To be done:
In the entries that follow, identify the line containing "Enumerate this screenshot's" and return it together with all later lines, exactly as they appear.

+ + +

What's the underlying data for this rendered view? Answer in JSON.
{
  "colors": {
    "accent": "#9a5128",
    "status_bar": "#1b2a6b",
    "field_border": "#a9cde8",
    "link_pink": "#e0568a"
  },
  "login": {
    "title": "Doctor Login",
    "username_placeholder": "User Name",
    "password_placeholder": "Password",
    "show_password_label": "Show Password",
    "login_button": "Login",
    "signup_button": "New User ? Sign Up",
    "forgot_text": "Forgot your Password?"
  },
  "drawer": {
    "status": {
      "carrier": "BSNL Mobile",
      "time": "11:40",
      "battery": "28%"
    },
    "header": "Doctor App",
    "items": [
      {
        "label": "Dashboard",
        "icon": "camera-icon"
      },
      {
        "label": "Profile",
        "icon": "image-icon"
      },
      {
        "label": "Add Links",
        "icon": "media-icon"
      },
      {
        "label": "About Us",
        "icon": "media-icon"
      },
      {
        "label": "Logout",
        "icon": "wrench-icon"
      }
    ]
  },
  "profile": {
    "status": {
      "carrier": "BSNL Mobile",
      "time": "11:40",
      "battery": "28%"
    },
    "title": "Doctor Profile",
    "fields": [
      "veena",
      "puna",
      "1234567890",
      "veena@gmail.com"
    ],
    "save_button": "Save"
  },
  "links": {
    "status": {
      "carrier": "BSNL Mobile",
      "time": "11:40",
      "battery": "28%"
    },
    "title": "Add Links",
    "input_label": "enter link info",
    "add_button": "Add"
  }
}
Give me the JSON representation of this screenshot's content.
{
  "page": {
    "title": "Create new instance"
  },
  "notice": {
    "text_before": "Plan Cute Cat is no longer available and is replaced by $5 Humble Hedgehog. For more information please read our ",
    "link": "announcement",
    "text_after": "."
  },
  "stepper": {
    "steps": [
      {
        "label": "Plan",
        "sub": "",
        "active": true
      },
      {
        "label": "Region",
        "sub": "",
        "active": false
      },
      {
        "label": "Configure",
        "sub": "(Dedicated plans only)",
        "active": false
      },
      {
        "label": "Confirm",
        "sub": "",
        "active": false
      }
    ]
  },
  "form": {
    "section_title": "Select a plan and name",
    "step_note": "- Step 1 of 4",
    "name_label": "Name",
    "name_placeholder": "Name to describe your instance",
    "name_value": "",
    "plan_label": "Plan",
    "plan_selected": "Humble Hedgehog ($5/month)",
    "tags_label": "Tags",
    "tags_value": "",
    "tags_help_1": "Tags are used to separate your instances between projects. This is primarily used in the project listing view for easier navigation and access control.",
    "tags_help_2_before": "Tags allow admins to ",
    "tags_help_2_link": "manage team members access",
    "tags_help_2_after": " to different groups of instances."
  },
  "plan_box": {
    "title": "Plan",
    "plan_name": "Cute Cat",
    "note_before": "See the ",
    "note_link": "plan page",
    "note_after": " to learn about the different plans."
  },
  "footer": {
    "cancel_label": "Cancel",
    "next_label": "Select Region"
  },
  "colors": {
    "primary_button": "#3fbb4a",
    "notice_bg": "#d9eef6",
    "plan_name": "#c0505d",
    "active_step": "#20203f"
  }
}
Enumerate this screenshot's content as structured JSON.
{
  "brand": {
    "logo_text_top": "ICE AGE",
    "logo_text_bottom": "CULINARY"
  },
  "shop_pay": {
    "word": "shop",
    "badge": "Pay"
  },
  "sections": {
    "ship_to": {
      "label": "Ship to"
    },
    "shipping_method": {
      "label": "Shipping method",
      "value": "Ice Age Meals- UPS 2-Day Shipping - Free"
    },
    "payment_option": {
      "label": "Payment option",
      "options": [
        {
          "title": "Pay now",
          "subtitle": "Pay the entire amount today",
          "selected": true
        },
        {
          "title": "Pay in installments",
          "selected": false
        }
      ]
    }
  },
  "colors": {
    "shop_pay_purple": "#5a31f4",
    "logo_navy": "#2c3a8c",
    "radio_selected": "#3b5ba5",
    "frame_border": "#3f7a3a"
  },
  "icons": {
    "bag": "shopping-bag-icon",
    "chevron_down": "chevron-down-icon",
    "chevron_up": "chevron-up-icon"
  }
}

+ + +

Answer to this task:
Enumerate this screenshot's content as structured JSON.
{
  "brand": {
    "logo_text_top": "ICE AGE",
    "logo_text_bottom": "CULINARY"
  },
  "shop_pay": {
    "word": "shop",
    "badge": "Pay"
  },
  "sections": {
    "ship_to": {
      "label": "Ship to"
    },
    "shipping_method": {
      "label": "Shipping method",
      "value": "Ice Age Meals- UPS 2-Day Shipping - Free"
    },
    "payment_option": {
      "label": "Payment option",
      "options": [
        {
          "title": "Pay now",
          "subtitle": "Pay the entire amount today",
          "selected": true
        },
        {
          "title": "Pay in installments",
          "selected": false
        }
      ]
    }
  },
  "colors": {
    "shop_pay_purple": "#5a31f4",
    "logo_navy": "#2c3a8c",
    "radio_selected": "#3b5ba5",
    "frame_border": "#3f7a3a"
  },
  "icons": {
    "bag": "shopping-bag-icon",
    "chevron_down": "chevron-down-icon",
    "chevron_up": "chevron-up-icon"
  }
}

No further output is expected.